• [AIM OF THE EXERCISE] What lines of the data hold the string "false"? Pull each one out.

+++ RECORDS FOR PROCESSING

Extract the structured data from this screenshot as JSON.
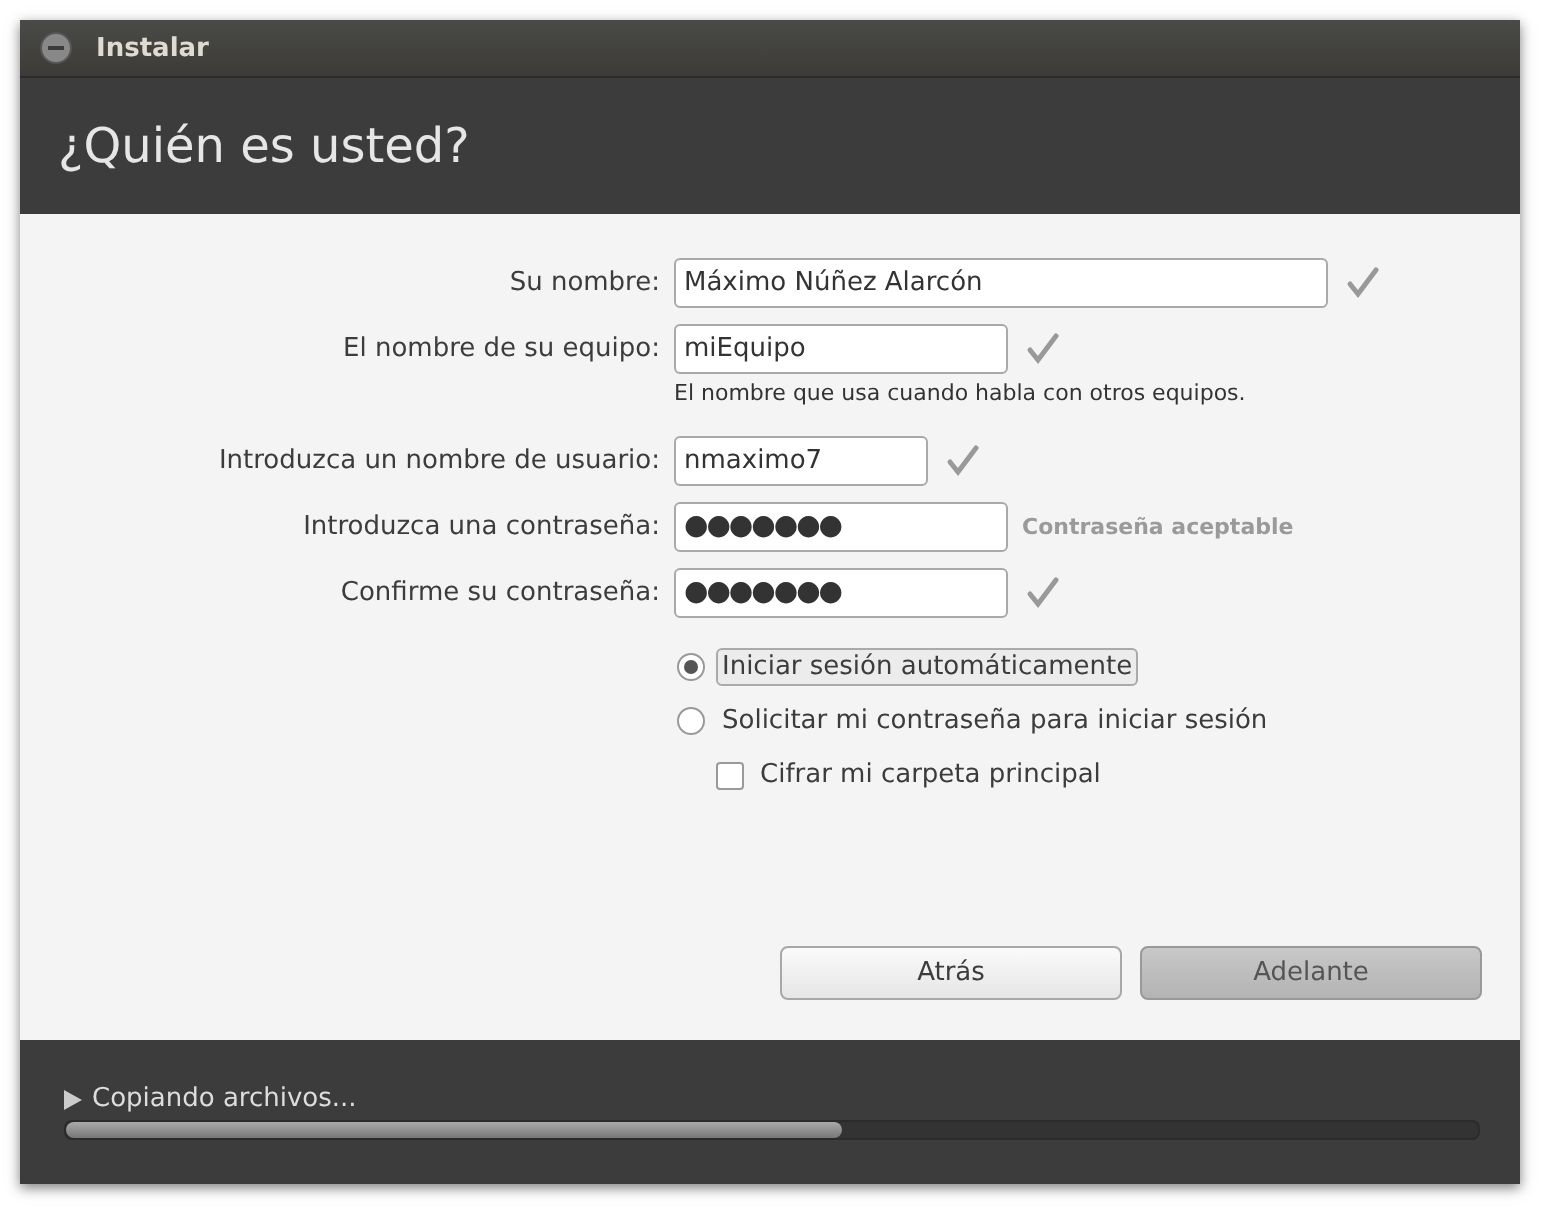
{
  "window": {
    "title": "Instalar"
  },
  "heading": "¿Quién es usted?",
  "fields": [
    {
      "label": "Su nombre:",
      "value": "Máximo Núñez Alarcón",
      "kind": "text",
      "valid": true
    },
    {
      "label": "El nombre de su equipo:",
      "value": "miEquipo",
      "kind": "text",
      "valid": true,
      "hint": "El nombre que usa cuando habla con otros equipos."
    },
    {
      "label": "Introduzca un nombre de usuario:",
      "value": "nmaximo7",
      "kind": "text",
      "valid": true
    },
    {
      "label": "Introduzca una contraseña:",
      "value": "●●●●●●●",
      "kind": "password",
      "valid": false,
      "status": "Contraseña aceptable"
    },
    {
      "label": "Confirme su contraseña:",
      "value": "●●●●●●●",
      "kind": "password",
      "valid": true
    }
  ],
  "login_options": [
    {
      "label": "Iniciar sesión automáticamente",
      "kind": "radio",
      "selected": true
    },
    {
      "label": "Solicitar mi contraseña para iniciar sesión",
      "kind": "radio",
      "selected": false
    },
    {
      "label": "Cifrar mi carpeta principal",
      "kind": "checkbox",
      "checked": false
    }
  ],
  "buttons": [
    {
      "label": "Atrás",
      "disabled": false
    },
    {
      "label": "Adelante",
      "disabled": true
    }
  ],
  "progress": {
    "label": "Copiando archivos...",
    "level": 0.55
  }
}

++++++
+++ RECORDS FOR PROCESSING

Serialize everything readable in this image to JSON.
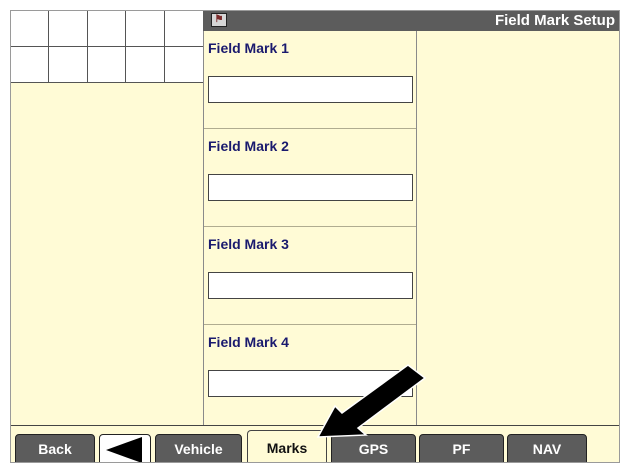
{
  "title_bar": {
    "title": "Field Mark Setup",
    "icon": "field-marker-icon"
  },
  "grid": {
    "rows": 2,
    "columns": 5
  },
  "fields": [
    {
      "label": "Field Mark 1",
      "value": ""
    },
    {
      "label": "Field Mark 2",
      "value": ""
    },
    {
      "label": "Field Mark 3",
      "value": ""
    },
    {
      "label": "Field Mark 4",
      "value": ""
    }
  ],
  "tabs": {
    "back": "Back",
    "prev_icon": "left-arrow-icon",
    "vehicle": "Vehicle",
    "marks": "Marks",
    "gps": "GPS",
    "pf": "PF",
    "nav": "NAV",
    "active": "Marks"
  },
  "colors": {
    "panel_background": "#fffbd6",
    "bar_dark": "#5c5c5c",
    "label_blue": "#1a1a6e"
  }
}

++++++

• [SOLUTION FOR THIS EXERCISE]
      "valid": false,
      "selected": false
      "checked": false
      "disabled": false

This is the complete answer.